═══ Rows
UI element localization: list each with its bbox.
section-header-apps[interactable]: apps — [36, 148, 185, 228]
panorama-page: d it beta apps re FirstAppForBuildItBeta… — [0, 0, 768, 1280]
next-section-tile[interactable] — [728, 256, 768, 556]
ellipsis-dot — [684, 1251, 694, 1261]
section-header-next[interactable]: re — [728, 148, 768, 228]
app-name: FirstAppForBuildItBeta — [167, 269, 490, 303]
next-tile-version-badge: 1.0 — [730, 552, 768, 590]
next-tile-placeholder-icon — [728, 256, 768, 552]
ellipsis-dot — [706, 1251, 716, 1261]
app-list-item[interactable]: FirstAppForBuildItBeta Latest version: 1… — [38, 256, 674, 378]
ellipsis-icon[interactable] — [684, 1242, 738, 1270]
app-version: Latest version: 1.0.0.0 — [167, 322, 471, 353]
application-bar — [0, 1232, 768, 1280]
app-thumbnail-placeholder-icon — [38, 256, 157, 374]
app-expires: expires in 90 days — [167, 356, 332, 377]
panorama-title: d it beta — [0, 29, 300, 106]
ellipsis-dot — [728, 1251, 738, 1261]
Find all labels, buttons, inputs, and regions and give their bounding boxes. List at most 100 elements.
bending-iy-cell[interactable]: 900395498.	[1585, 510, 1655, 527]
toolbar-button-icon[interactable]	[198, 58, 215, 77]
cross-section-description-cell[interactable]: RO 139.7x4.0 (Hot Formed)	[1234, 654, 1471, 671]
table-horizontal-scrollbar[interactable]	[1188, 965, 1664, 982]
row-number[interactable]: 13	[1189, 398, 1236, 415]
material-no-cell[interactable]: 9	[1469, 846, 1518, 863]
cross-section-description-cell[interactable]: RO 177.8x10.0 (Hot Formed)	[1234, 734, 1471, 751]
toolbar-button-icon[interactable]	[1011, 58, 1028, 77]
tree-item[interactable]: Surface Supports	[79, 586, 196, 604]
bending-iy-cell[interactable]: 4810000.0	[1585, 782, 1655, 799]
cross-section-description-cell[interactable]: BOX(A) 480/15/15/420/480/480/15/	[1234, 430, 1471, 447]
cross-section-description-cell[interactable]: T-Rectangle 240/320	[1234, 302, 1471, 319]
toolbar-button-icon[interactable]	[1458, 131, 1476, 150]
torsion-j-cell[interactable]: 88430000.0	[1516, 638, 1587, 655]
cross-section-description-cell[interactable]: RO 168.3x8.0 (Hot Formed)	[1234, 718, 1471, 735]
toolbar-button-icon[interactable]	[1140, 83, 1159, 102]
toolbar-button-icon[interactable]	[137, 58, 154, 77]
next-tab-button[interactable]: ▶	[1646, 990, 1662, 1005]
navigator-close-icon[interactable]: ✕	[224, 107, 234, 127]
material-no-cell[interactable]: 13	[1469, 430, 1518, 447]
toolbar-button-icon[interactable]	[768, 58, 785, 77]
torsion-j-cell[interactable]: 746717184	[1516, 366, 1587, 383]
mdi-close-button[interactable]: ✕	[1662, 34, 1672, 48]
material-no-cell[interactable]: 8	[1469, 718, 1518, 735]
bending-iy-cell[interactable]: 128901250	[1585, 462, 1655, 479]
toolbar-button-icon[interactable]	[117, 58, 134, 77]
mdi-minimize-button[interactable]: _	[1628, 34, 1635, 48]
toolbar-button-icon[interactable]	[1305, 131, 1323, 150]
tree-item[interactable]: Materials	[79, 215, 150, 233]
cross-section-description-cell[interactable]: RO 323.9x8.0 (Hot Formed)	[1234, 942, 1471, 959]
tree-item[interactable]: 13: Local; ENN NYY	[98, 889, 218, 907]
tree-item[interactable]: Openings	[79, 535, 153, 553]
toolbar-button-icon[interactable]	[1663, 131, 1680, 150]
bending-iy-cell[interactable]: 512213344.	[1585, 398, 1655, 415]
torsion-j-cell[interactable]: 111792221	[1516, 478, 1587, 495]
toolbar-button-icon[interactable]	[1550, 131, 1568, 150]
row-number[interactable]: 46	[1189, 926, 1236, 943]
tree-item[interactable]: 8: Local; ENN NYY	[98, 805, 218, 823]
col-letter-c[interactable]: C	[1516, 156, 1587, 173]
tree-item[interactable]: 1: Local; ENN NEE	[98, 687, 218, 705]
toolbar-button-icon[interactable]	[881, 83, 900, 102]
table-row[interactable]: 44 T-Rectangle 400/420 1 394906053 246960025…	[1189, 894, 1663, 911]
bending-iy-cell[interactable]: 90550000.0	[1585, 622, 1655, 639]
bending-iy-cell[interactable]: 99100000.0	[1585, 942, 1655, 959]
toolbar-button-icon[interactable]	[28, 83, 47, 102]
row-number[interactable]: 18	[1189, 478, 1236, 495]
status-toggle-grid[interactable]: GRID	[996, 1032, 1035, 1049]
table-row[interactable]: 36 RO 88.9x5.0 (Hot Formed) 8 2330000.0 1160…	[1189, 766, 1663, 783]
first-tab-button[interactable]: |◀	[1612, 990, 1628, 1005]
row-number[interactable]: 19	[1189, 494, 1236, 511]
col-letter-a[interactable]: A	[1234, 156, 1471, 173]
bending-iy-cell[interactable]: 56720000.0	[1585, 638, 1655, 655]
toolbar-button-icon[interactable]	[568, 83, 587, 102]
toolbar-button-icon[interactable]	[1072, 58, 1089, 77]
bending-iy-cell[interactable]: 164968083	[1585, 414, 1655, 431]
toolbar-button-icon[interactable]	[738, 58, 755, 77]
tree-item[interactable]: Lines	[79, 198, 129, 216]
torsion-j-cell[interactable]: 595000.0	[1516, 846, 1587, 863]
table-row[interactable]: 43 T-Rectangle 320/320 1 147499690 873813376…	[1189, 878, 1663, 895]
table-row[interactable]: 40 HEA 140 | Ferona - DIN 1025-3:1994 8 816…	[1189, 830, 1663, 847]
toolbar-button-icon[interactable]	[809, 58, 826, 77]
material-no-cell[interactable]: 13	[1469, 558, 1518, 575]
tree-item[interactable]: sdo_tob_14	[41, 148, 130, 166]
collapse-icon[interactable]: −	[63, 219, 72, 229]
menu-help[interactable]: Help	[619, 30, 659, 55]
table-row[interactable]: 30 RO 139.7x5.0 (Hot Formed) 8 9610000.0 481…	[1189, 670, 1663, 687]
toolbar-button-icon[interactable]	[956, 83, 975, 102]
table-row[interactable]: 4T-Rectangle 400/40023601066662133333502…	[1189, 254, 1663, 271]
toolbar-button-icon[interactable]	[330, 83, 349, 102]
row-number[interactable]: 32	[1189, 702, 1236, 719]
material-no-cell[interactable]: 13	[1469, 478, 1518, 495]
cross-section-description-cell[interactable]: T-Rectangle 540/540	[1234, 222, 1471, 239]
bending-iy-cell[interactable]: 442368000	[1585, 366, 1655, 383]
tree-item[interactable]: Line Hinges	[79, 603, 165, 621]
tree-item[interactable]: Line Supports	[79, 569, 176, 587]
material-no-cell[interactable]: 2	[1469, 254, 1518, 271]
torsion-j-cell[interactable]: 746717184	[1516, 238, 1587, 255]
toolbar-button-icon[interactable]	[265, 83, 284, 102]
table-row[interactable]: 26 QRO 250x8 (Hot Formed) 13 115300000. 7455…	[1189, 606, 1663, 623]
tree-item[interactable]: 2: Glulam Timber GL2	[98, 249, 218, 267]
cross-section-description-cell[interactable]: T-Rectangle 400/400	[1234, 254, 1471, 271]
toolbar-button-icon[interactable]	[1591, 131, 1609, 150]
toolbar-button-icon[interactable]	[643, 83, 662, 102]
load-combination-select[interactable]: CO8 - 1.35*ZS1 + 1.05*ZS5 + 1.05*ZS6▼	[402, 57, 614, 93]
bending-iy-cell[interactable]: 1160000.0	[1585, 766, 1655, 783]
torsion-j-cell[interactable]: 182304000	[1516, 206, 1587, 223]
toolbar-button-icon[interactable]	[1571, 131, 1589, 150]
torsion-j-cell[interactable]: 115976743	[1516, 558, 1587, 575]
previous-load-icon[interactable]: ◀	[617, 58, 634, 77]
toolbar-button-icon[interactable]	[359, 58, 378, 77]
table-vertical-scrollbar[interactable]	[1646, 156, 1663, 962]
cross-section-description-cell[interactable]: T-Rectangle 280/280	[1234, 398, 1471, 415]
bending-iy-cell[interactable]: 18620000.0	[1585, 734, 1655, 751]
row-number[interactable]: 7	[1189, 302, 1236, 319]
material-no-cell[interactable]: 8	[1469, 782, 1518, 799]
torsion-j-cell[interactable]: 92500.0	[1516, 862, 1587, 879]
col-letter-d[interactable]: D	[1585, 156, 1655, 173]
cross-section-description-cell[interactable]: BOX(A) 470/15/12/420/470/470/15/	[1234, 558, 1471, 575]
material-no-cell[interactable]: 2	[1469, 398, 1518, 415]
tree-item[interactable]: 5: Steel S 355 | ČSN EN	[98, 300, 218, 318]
══════
● **Goal of the exercise**: Please give the lines from the very first one through the line containing "application-bar — [0, 1232, 768, 1280]" as a Markdown table with the columns Row and Line, one row per line, omitting any blank lines.

● **Exercise output**:
| Row | Line |
|---|---|
| 1 | UI element localization: list each with its bbox. |
| 2 | section-header-apps[interactable]: apps — [36, 148, 185, 228] |
| 3 | panorama-page: d it beta apps re FirstAppForBuildItBeta… — [0, 0, 768, 1280] |
| 4 | next-section-tile[interactable] — [728, 256, 768, 556] |
| 5 | ellipsis-dot — [684, 1251, 694, 1261] |
| 6 | section-header-next[interactable]: re — [728, 148, 768, 228] |
| 7 | app-name: FirstAppForBuildItBeta — [167, 269, 490, 303] |
| 8 | next-tile-version-badge: 1.0 — [730, 552, 768, 590] |
| 9 | next-tile-placeholder-icon — [728, 256, 768, 552] |
| 10 | ellipsis-dot — [706, 1251, 716, 1261] |
| 11 | app-list-item[interactable]: FirstAppForBuildItBeta Latest version: 1… — [38, 256, 674, 378] |
| 12 | ellipsis-icon[interactable] — [684, 1242, 738, 1270] |
| 13 | app-version: Latest version: 1.0.0.0 — [167, 322, 471, 353] |
| 14 | application-bar — [0, 1232, 768, 1280] |